• [WHAT THE TASK ASKS]:
Extract the complete data exactly as given.

>> start PROVIDED INFORMATION

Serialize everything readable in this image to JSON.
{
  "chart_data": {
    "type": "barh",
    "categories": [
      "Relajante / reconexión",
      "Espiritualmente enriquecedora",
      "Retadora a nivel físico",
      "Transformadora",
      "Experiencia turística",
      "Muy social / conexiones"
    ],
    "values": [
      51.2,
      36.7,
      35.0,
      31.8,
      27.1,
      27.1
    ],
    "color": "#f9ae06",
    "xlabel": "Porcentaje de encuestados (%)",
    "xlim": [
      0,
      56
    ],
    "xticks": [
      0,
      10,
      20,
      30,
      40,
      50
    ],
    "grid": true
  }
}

>> end PROVIDED INFORMATION

• [WRITTEN RESPONSE]:
Serialize everything readable in this image to JSON.
{
  "chart_data": {
    "type": "barh",
    "categories": [
      "Relajante / reconexión",
      "Espiritualmente enriquecedora",
      "Retadora a nivel físico",
      "Transformadora",
      "Experiencia turística",
      "Muy social / conexiones"
    ],
    "values": [
      51.2,
      36.7,
      35.0,
      31.8,
      27.1,
      27.1
    ],
    "color": "#f9ae06",
    "xlabel": "Porcentaje de encuestados (%)",
    "xlim": [
      0,
      56
    ],
    "xticks": [
      0,
      10,
      20,
      30,
      40,
      50
    ],
    "grid": true
  }
}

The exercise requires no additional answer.